> Your task
Filter the entries and keep only the lines where the string "深圳市南山区医疗集团总部" appears.

> Supplied material
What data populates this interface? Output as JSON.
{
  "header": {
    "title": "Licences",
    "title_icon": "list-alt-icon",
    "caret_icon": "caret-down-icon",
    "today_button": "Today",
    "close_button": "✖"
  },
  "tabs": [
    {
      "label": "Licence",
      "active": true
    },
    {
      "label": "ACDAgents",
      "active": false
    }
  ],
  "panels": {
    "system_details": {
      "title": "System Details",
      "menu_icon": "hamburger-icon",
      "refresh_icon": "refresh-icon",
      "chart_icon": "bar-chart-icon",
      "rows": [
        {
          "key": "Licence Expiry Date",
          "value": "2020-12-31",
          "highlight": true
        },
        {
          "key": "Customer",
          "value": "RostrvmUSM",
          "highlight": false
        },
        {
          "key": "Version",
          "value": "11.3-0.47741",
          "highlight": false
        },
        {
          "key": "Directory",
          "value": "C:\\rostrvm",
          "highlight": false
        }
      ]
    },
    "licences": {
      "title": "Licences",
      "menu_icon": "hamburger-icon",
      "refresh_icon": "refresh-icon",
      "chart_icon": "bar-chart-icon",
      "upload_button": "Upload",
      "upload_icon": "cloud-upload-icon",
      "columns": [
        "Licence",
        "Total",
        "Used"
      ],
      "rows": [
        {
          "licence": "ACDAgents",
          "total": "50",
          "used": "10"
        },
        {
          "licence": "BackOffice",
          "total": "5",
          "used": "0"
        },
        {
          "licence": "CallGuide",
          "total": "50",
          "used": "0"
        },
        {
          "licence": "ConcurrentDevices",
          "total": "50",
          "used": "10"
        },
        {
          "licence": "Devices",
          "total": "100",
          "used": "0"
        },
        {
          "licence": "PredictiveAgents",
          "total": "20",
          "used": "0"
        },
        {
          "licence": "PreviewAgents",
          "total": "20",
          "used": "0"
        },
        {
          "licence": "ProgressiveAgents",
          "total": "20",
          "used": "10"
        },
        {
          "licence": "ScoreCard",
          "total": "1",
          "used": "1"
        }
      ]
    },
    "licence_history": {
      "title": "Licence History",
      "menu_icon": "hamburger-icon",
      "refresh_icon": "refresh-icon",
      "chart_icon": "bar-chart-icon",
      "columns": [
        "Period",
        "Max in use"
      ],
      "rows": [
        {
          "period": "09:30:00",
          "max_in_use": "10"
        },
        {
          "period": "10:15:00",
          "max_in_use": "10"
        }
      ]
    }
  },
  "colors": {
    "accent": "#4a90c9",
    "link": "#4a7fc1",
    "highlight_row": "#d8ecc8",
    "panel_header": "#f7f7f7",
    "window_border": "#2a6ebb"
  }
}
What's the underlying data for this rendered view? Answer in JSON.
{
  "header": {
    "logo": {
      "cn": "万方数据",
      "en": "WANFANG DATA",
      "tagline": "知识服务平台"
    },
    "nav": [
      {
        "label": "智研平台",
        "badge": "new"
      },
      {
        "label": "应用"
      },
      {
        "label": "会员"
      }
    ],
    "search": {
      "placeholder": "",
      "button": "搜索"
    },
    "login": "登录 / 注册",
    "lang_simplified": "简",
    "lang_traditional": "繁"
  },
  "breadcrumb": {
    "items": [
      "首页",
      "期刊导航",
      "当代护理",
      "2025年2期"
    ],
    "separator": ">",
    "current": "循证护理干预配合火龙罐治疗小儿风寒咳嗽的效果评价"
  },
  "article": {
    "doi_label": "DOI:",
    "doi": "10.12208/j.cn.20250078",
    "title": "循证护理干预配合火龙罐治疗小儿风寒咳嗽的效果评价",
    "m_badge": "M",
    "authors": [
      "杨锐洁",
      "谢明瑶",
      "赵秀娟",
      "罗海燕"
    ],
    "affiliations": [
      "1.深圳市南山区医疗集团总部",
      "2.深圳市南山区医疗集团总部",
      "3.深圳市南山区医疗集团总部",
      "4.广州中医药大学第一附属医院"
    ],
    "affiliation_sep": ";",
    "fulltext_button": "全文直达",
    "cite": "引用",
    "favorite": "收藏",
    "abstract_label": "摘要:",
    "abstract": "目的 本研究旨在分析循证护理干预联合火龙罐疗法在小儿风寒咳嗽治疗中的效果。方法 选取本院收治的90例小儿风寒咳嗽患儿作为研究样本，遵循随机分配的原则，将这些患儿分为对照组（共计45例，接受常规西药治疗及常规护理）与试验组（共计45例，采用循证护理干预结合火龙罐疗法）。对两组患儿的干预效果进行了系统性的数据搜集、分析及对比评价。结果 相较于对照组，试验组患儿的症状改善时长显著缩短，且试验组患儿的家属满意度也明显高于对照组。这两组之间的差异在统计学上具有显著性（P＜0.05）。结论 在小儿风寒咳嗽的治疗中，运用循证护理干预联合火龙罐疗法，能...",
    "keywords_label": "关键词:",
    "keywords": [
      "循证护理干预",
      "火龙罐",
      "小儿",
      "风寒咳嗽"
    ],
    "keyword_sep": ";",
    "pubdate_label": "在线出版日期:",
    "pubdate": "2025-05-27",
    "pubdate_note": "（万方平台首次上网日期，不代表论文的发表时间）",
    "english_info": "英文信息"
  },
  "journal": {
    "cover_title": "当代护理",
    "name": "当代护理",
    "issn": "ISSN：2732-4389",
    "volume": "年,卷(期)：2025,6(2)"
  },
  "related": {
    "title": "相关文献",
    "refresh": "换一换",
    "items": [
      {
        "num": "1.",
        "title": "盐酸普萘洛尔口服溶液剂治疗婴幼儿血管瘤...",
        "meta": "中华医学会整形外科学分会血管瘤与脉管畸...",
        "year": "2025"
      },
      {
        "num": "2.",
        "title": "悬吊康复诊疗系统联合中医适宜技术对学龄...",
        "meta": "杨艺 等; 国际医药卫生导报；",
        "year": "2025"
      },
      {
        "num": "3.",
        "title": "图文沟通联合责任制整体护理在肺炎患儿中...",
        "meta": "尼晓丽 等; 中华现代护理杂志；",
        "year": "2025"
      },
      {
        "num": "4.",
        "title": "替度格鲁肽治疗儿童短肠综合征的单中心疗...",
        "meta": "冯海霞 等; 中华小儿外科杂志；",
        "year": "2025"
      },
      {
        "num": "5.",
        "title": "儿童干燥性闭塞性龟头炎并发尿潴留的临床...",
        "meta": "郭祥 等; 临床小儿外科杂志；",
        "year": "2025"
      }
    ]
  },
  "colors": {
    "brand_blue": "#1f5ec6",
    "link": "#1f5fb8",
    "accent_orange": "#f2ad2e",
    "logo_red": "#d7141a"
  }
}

> Task output
      "1.深圳市南山区医疗集团总部",
      "2.深圳市南山区医疗集团总部",
      "3.深圳市南山区医疗集团总部",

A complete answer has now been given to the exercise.